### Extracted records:
◆ ◆ ◆ ◆ ◆

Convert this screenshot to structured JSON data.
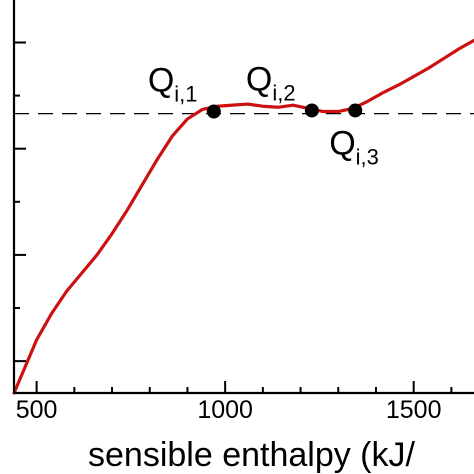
{
  "chart_data": {
    "type": "line",
    "title": "",
    "xlabel": "sensible enthalpy (kJ/",
    "ylabel": "",
    "xlim": [
      440,
      1660
    ],
    "ylim": [
      0.7,
      4.4
    ],
    "x_ticks": [
      {
        "value": 500,
        "label": "500"
      },
      {
        "value": 1000,
        "label": "1000"
      },
      {
        "value": 1500,
        "label": "1500"
      }
    ],
    "y_ticks": [
      {
        "value": 1.0
      },
      {
        "value": 2.0
      },
      {
        "value": 3.0
      },
      {
        "value": 4.0
      }
    ],
    "series": [
      {
        "color": "#cc1111",
        "x": [
          440,
          470,
          500,
          540,
          580,
          620,
          660,
          700,
          740,
          780,
          820,
          860,
          900,
          940,
          980,
          1020,
          1060,
          1100,
          1140,
          1180,
          1220,
          1260,
          1300,
          1340,
          1380,
          1420,
          1460,
          1500,
          1540,
          1580,
          1620,
          1660
        ],
        "y": [
          0.7,
          0.95,
          1.2,
          1.45,
          1.66,
          1.83,
          2.0,
          2.2,
          2.42,
          2.66,
          2.9,
          3.12,
          3.28,
          3.37,
          3.4,
          3.41,
          3.42,
          3.4,
          3.39,
          3.41,
          3.38,
          3.35,
          3.35,
          3.38,
          3.45,
          3.53,
          3.6,
          3.68,
          3.76,
          3.85,
          3.94,
          4.02
        ]
      }
    ],
    "reference_line": {
      "style": "dashed",
      "color": "#000000",
      "y": 3.33
    },
    "points": [
      {
        "x": 970,
        "y": 3.35,
        "label": "Q",
        "sub": "i,1",
        "label_position": "above-left"
      },
      {
        "x": 1230,
        "y": 3.36,
        "label": "Q",
        "sub": "i,2",
        "label_position": "above-left"
      },
      {
        "x": 1345,
        "y": 3.36,
        "label": "Q",
        "sub": "i,3",
        "label_position": "below-left"
      }
    ]
  }
}
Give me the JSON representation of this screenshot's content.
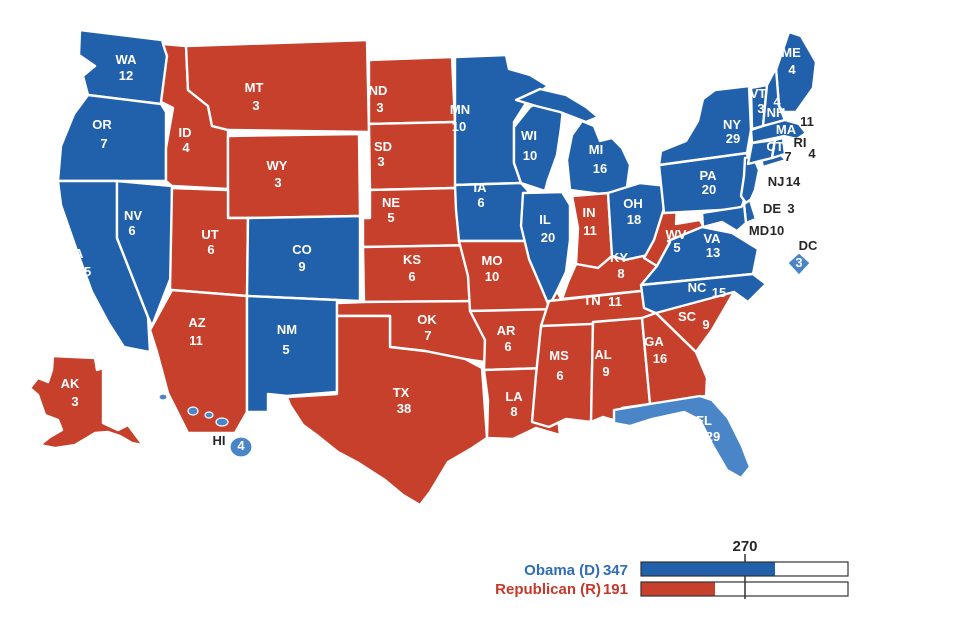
{
  "map": {
    "name": "U.S. presidential electoral college results map"
  },
  "colors": {
    "democrat": "#2160ab",
    "democrat_light": "#4a85c8",
    "republican": "#c7402c",
    "text_dark": "#262626",
    "legend_democrat_text": "#2f6cb6",
    "legend_republican_text": "#c3392a",
    "background": "#ffffff"
  },
  "states": [
    {
      "abbr": "WA",
      "votes": 12,
      "party": "D"
    },
    {
      "abbr": "OR",
      "votes": 7,
      "party": "D"
    },
    {
      "abbr": "CA",
      "votes": 55,
      "party": "D"
    },
    {
      "abbr": "NV",
      "votes": 6,
      "party": "D"
    },
    {
      "abbr": "ID",
      "votes": 4,
      "party": "R"
    },
    {
      "abbr": "MT",
      "votes": 3,
      "party": "R"
    },
    {
      "abbr": "WY",
      "votes": 3,
      "party": "R"
    },
    {
      "abbr": "UT",
      "votes": 6,
      "party": "R"
    },
    {
      "abbr": "CO",
      "votes": 9,
      "party": "D"
    },
    {
      "abbr": "AZ",
      "votes": 11,
      "party": "R"
    },
    {
      "abbr": "NM",
      "votes": 5,
      "party": "D"
    },
    {
      "abbr": "AK",
      "votes": 3,
      "party": "R"
    },
    {
      "abbr": "HI",
      "votes": 4,
      "party": "D",
      "light": true
    },
    {
      "abbr": "ND",
      "votes": 3,
      "party": "R"
    },
    {
      "abbr": "SD",
      "votes": 3,
      "party": "R"
    },
    {
      "abbr": "NE",
      "votes": 5,
      "party": "R"
    },
    {
      "abbr": "KS",
      "votes": 6,
      "party": "R"
    },
    {
      "abbr": "OK",
      "votes": 7,
      "party": "R"
    },
    {
      "abbr": "TX",
      "votes": 38,
      "party": "R"
    },
    {
      "abbr": "MN",
      "votes": 10,
      "party": "D"
    },
    {
      "abbr": "IA",
      "votes": 6,
      "party": "D"
    },
    {
      "abbr": "MO",
      "votes": 10,
      "party": "R"
    },
    {
      "abbr": "AR",
      "votes": 6,
      "party": "R"
    },
    {
      "abbr": "LA",
      "votes": 8,
      "party": "R"
    },
    {
      "abbr": "WI",
      "votes": 10,
      "party": "D"
    },
    {
      "abbr": "IL",
      "votes": 20,
      "party": "D"
    },
    {
      "abbr": "MS",
      "votes": 6,
      "party": "R"
    },
    {
      "abbr": "MI",
      "votes": 16,
      "party": "D"
    },
    {
      "abbr": "IN",
      "votes": 11,
      "party": "R"
    },
    {
      "abbr": "OH",
      "votes": 18,
      "party": "D"
    },
    {
      "abbr": "KY",
      "votes": 8,
      "party": "R"
    },
    {
      "abbr": "TN",
      "votes": 11,
      "party": "R"
    },
    {
      "abbr": "AL",
      "votes": 9,
      "party": "R"
    },
    {
      "abbr": "GA",
      "votes": 16,
      "party": "R"
    },
    {
      "abbr": "FL",
      "votes": 29,
      "party": "D",
      "light": true
    },
    {
      "abbr": "WV",
      "votes": 5,
      "party": "R"
    },
    {
      "abbr": "VA",
      "votes": 13,
      "party": "D"
    },
    {
      "abbr": "NC",
      "votes": 15,
      "party": "D"
    },
    {
      "abbr": "SC",
      "votes": 9,
      "party": "R"
    },
    {
      "abbr": "PA",
      "votes": 20,
      "party": "D"
    },
    {
      "abbr": "NY",
      "votes": 29,
      "party": "D"
    },
    {
      "abbr": "NJ",
      "votes": 14,
      "party": "D"
    },
    {
      "abbr": "DE",
      "votes": 3,
      "party": "D"
    },
    {
      "abbr": "MD",
      "votes": 10,
      "party": "D"
    },
    {
      "abbr": "DC",
      "votes": 3,
      "party": "D",
      "light": true
    },
    {
      "abbr": "ME",
      "votes": 4,
      "party": "D"
    },
    {
      "abbr": "VT",
      "votes": 3,
      "party": "D"
    },
    {
      "abbr": "NH",
      "votes": 4,
      "party": "D"
    },
    {
      "abbr": "MA",
      "votes": 11,
      "party": "D"
    },
    {
      "abbr": "CT",
      "votes": 7,
      "party": "D"
    },
    {
      "abbr": "RI",
      "votes": 4,
      "party": "D"
    }
  ],
  "legend": {
    "threshold_label": "270",
    "threshold_value": 270,
    "rows": [
      {
        "label": "Obama (D)",
        "votes": 347,
        "party": "D"
      },
      {
        "label": "Republican (R)",
        "votes": 191,
        "party": "R"
      }
    ]
  }
}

◆ ◆ ◆ ◆ ◆

### Written instruction:
Verbatim reproduction of every record is required; images are left out.

### Written solution:
Convert this screenshot to structured JSON data.
{
  "chart_data": {
    "type": "line",
    "title": "",
    "xlabel": "sensible enthalpy (kJ/",
    "ylabel": "",
    "xlim": [
      440,
      1660
    ],
    "ylim": [
      0.7,
      4.4
    ],
    "x_ticks": [
      {
        "value": 500,
        "label": "500"
      },
      {
        "value": 1000,
        "label": "1000"
      },
      {
        "value": 1500,
        "label": "1500"
      }
    ],
    "y_ticks": [
      {
        "value": 1.0
      },
      {
        "value": 2.0
      },
      {
        "value": 3.0
      },
      {
        "value": 4.0
      }
    ],
    "series": [
      {
        "color": "#cc1111",
        "x": [
          440,
          470,
          500,
          540,
          580,
          620,
          660,
          700,
          740,
          780,
          820,
          860,
          900,
          940,
          980,
          1020,
          1060,
          1100,
          1140,
          1180,
          1220,
          1260,
          1300,
          1340,
          1380,
          1420,
          1460,
          1500,
          1540,
          1580,
          1620,
          1660
        ],
        "y": [
          0.7,
          0.95,
          1.2,
          1.45,
          1.66,
          1.83,
          2.0,
          2.2,
          2.42,
          2.66,
          2.9,
          3.12,
          3.28,
          3.37,
          3.4,
          3.41,
          3.42,
          3.4,
          3.39,
          3.41,
          3.38,
          3.35,
          3.35,
          3.38,
          3.45,
          3.53,
          3.6,
          3.68,
          3.76,
          3.85,
          3.94,
          4.02
        ]
      }
    ],
    "reference_line": {
      "style": "dashed",
      "color": "#000000",
      "y": 3.33
    },
    "points": [
      {
        "x": 970,
        "y": 3.35,
        "label": "Q",
        "sub": "i,1",
        "label_position": "above-left"
      },
      {
        "x": 1230,
        "y": 3.36,
        "label": "Q",
        "sub": "i,2",
        "label_position": "above-left"
      },
      {
        "x": 1345,
        "y": 3.36,
        "label": "Q",
        "sub": "i,3",
        "label_position": "below-left"
      }
    ]
  }
}
Give me the JSON representation of this screenshot's content.
{
  "map": {
    "name": "U.S. presidential electoral college results map"
  },
  "colors": {
    "democrat": "#2160ab",
    "democrat_light": "#4a85c8",
    "republican": "#c7402c",
    "text_dark": "#262626",
    "legend_democrat_text": "#2f6cb6",
    "legend_republican_text": "#c3392a",
    "background": "#ffffff"
  },
  "states": [
    {
      "abbr": "WA",
      "votes": 12,
      "party": "D"
    },
    {
      "abbr": "OR",
      "votes": 7,
      "party": "D"
    },
    {
      "abbr": "CA",
      "votes": 55,
      "party": "D"
    },
    {
      "abbr": "NV",
      "votes": 6,
      "party": "D"
    },
    {
      "abbr": "ID",
      "votes": 4,
      "party": "R"
    },
    {
      "abbr": "MT",
      "votes": 3,
      "party": "R"
    },
    {
      "abbr": "WY",
      "votes": 3,
      "party": "R"
    },
    {
      "abbr": "UT",
      "votes": 6,
      "party": "R"
    },
    {
      "abbr": "CO",
      "votes": 9,
      "party": "D"
    },
    {
      "abbr": "AZ",
      "votes": 11,
      "party": "R"
    },
    {
      "abbr": "NM",
      "votes": 5,
      "party": "D"
    },
    {
      "abbr": "AK",
      "votes": 3,
      "party": "R"
    },
    {
      "abbr": "HI",
      "votes": 4,
      "party": "D",
      "light": true
    },
    {
      "abbr": "ND",
      "votes": 3,
      "party": "R"
    },
    {
      "abbr": "SD",
      "votes": 3,
      "party": "R"
    },
    {
      "abbr": "NE",
      "votes": 5,
      "party": "R"
    },
    {
      "abbr": "KS",
      "votes": 6,
      "party": "R"
    },
    {
      "abbr": "OK",
      "votes": 7,
      "party": "R"
    },
    {
      "abbr": "TX",
      "votes": 38,
      "party": "R"
    },
    {
      "abbr": "MN",
      "votes": 10,
      "party": "D"
    },
    {
      "abbr": "IA",
      "votes": 6,
      "party": "D"
    },
    {
      "abbr": "MO",
      "votes": 10,
      "party": "R"
    },
    {
      "abbr": "AR",
      "votes": 6,
      "party": "R"
    },
    {
      "abbr": "LA",
      "votes": 8,
      "party": "R"
    },
    {
      "abbr": "WI",
      "votes": 10,
      "party": "D"
    },
    {
      "abbr": "IL",
      "votes": 20,
      "party": "D"
    },
    {
      "abbr": "MS",
      "votes": 6,
      "party": "R"
    },
    {
      "abbr": "MI",
      "votes": 16,
      "party": "D"
    },
    {
      "abbr": "IN",
      "votes": 11,
      "party": "R"
    },
    {
      "abbr": "OH",
      "votes": 18,
      "party": "D"
    },
    {
      "abbr": "KY",
      "votes": 8,
      "party": "R"
    },
    {
      "abbr": "TN",
      "votes": 11,
      "party": "R"
    },
    {
      "abbr": "AL",
      "votes": 9,
      "party": "R"
    },
    {
      "abbr": "GA",
      "votes": 16,
      "party": "R"
    },
    {
      "abbr": "FL",
      "votes": 29,
      "party": "D",
      "light": true
    },
    {
      "abbr": "WV",
      "votes": 5,
      "party": "R"
    },
    {
      "abbr": "VA",
      "votes": 13,
      "party": "D"
    },
    {
      "abbr": "NC",
      "votes": 15,
      "party": "D"
    },
    {
      "abbr": "SC",
      "votes": 9,
      "party": "R"
    },
    {
      "abbr": "PA",
      "votes": 20,
      "party": "D"
    },
    {
      "abbr": "NY",
      "votes": 29,
      "party": "D"
    },
    {
      "abbr": "NJ",
      "votes": 14,
      "party": "D"
    },
    {
      "abbr": "DE",
      "votes": 3,
      "party": "D"
    },
    {
      "abbr": "MD",
      "votes": 10,
      "party": "D"
    },
    {
      "abbr": "DC",
      "votes": 3,
      "party": "D",
      "light": true
    },
    {
      "abbr": "ME",
      "votes": 4,
      "party": "D"
    },
    {
      "abbr": "VT",
      "votes": 3,
      "party": "D"
    },
    {
      "abbr": "NH",
      "votes": 4,
      "party": "D"
    },
    {
      "abbr": "MA",
      "votes": 11,
      "party": "D"
    },
    {
      "abbr": "CT",
      "votes": 7,
      "party": "D"
    },
    {
      "abbr": "RI",
      "votes": 4,
      "party": "D"
    }
  ],
  "legend": {
    "threshold_label": "270",
    "threshold_value": 270,
    "rows": [
      {
        "label": "Obama (D)",
        "votes": 347,
        "party": "D"
      },
      {
        "label": "Republican (R)",
        "votes": 191,
        "party": "R"
      }
    ]
  }
}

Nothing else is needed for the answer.